What is asked: Transcribe the entries exactly; images are not part of the copy.

Material shown:
───

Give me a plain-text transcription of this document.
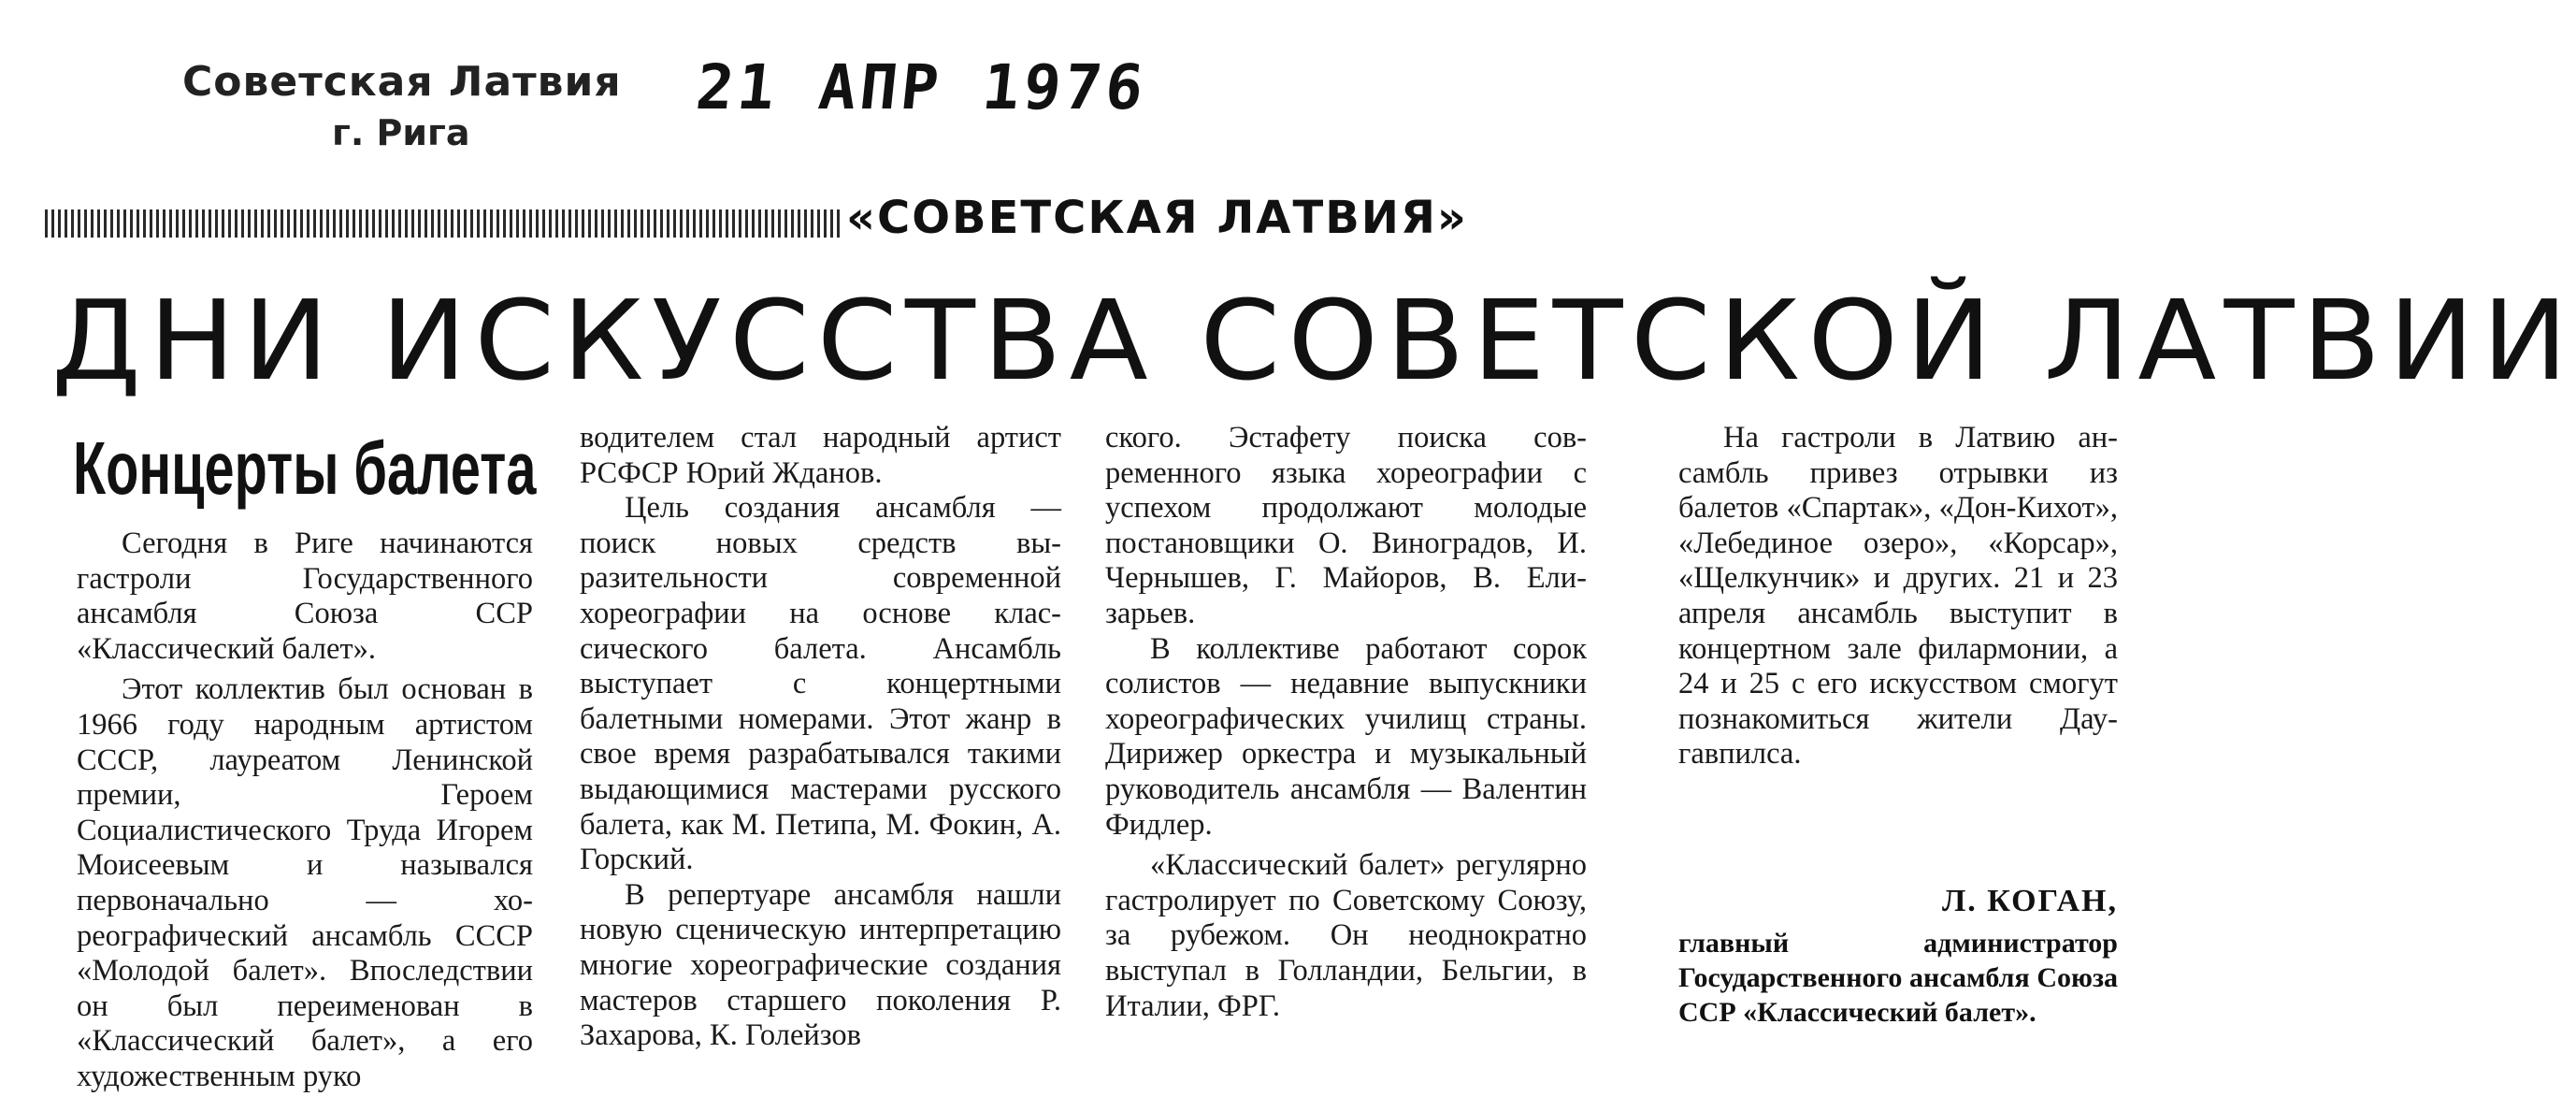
Советская Латвия
г. Рига
21 АПР 1976
«СОВЕТСКАЯ ЛАТВИЯ»
ДНИ ИСКУССТВА СОВЕТСКОЙ ЛАТВИИ
Концерты балета

Сегодня в Риге начинаются гастроли Государственного ансамбля Союза ССР «Классический балет».

Этот коллектив был основан в 1966 году народным артистом СССР, лауреатом Ленинской премии, Героем Социалистического Труда Игорем Моисеевым и назывался первоначально — хореографический ансамбль СССР «Молодой балет». Впоследствии он был переименован в «Классический балет», а его художественным руко

водителем стал народный артист РСФСР Юрий Жданов.

Цель создания ансамбля — поиск новых средств выразительности современной хореографии на основе классического балета. Ансамбль выступает с концертными балетными номерами. Этот жанр в свое время разрабатывался такими выдающимися мастерами русского балета, как М. Петипа, М. Фокин, А. Горский.

В репертуаре ансамбля нашли новую сценическую интерпретацию многие хореографические создания мастеров старшего поколения Р. Захарова, К. Голейзов

ского. Эстафету поиска современного языка хореографии с успехом продолжают молодые постановщики О. Виноградов, И. Чернышев, Г. Майоров, В. Елизарьев.

В коллективе работают сорок солистов — недавние выпускники хореографических училищ страны. Дирижер оркестра и музыкальный руководитель ансамбля — Валентин Фидлер.

«Классический балет» регулярно гастролирует по Советскому Союзу, за рубежом. Он неоднократно выступал в Голландии, Бельгии, в Италии, ФРГ.

На гастроли в Латвию ансамбль привез отрывки из балетов «Спартак», «Дон-Кихот», «Лебединое озеро», «Корсар», «Щелкунчик» и других. 21 и 23 апреля ансамбль выступит в концертном зале филармонии, а 24 и 25 с его искусством смогут познакомиться жители Даугавпилса.

Л. КОГАН,
главный администратор Государственного ансамбля Союза ССР «Классический балет».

───

Output for this task:
Give me a plain-text transcription of this document.
Советская Латвия
г. Рига
21 АПР 1976
«СОВЕТСКАЯ ЛАТВИЯ»
ДНИ ИСКУССТВА СОВЕТСКОЙ ЛАТВИИ
Концерты балета

Сегодня в Риге начинаются гастроли Государственного ансамбля Союза ССР «Классический балет».

Этот коллектив был основан в 1966 году народным артистом СССР, лауреатом Ленинской премии, Героем Социалистического Труда Игорем Моисеевым и назывался первоначально — хореографический ансамбль СССР «Молодой балет». Впоследствии он был переименован в «Классический балет», а его художественным руко

водителем стал народный артист РСФСР Юрий Жданов.

Цель создания ансамбля — поиск новых средств выразительности современной хореографии на основе классического балета. Ансамбль выступает с концертными балетными номерами. Этот жанр в свое время разрабатывался такими выдающимися мастерами русского балета, как М. Петипа, М. Фокин, А. Горский.

В репертуаре ансамбля нашли новую сценическую интерпретацию многие хореографические создания мастеров старшего поколения Р. Захарова, К. Голейзов

ского. Эстафету поиска современного языка хореографии с успехом продолжают молодые постановщики О. Виноградов, И. Чернышев, Г. Майоров, В. Елизарьев.

В коллективе работают сорок солистов — недавние выпускники хореографических училищ страны. Дирижер оркестра и музыкальный руководитель ансамбля — Валентин Фидлер.

«Классический балет» регулярно гастролирует по Советскому Союзу, за рубежом. Он неоднократно выступал в Голландии, Бельгии, в Италии, ФРГ.

На гастроли в Латвию ансамбль привез отрывки из балетов «Спартак», «Дон-Кихот», «Лебединое озеро», «Корсар», «Щелкунчик» и других. 21 и 23 апреля ансамбль выступит в концертном зале филармонии, а 24 и 25 с его искусством смогут познакомиться жители Даугавпилса.

Л. КОГАН,
главный администратор Государственного ансамбля Союза ССР «Классический балет».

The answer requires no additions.